■ **Task requirements**:
Identify each line in the records below that contains the word "overskredet", and copy it.

■ **Material provided**:

□ □ □

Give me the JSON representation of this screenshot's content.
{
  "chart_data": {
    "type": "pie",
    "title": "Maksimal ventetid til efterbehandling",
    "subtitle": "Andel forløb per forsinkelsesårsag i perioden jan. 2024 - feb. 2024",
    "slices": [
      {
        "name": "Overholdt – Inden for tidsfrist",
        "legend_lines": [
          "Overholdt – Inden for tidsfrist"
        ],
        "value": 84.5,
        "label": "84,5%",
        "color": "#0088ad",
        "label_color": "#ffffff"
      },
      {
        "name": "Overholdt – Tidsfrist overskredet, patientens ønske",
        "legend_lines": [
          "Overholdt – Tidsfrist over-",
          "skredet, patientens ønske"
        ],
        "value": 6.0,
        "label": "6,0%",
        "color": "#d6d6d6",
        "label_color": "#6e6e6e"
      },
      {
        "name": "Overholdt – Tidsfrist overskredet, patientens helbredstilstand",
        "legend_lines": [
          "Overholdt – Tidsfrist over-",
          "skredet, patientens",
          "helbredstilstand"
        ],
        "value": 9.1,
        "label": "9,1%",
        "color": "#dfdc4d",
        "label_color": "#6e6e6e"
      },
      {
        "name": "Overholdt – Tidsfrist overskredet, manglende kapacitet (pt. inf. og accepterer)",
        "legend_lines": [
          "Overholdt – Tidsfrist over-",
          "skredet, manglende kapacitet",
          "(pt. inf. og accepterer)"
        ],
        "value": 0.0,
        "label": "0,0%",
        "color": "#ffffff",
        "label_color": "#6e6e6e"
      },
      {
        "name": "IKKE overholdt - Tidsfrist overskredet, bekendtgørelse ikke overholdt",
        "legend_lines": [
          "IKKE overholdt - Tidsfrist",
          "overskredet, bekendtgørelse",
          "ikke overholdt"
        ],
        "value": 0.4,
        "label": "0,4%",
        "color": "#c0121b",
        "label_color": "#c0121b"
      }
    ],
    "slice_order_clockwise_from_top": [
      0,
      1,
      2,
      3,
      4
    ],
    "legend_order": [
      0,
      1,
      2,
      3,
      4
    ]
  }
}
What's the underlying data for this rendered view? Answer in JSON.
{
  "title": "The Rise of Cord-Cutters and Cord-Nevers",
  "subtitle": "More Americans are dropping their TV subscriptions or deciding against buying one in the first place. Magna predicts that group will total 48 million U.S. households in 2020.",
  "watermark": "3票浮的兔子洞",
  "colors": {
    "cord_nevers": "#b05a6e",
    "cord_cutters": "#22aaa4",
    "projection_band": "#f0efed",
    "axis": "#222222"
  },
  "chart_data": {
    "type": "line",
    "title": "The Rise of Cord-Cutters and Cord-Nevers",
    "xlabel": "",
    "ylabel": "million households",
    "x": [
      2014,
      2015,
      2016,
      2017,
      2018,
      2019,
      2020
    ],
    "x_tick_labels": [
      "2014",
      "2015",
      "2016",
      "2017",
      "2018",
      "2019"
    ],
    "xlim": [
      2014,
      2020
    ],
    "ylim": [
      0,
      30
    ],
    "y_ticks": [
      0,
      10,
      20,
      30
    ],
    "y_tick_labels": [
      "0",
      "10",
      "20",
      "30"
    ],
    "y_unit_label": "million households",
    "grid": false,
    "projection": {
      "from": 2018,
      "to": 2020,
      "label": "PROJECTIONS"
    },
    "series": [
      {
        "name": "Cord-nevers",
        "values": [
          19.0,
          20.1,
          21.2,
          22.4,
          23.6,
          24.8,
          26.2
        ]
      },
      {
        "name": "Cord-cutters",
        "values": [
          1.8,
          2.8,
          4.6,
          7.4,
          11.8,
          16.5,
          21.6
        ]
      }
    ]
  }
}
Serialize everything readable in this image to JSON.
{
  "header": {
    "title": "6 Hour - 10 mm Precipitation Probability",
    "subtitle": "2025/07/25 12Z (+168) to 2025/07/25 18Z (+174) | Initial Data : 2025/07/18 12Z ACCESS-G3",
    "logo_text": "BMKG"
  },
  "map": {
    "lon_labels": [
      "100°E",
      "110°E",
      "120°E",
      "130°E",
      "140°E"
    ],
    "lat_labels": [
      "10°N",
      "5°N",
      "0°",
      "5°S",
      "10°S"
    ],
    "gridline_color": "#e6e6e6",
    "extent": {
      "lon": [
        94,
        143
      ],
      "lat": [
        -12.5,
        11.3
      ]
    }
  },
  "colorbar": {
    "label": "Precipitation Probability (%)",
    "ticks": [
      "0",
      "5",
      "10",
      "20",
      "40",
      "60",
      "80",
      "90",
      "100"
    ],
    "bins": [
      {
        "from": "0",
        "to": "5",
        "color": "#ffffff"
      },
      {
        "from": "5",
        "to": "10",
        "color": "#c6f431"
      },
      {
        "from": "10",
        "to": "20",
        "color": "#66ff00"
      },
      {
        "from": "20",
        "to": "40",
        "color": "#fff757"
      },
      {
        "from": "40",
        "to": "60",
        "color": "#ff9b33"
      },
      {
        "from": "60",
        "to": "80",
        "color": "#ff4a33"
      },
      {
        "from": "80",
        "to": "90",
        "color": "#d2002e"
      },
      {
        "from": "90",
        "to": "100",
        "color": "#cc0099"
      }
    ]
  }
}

□ □ □

■ **Task output**:
        "name": "Overholdt – Tidsfrist overskredet, patientens ønske",
        "name": "Overholdt – Tidsfrist overskredet, patientens helbredstilstand",
        "name": "Overholdt – Tidsfrist overskredet, manglende kapacitet (pt. inf. og accepterer)",
        "name": "IKKE overholdt - Tidsfrist overskredet, bekendtgørelse ikke overholdt",
          "overskredet, bekendtgørelse",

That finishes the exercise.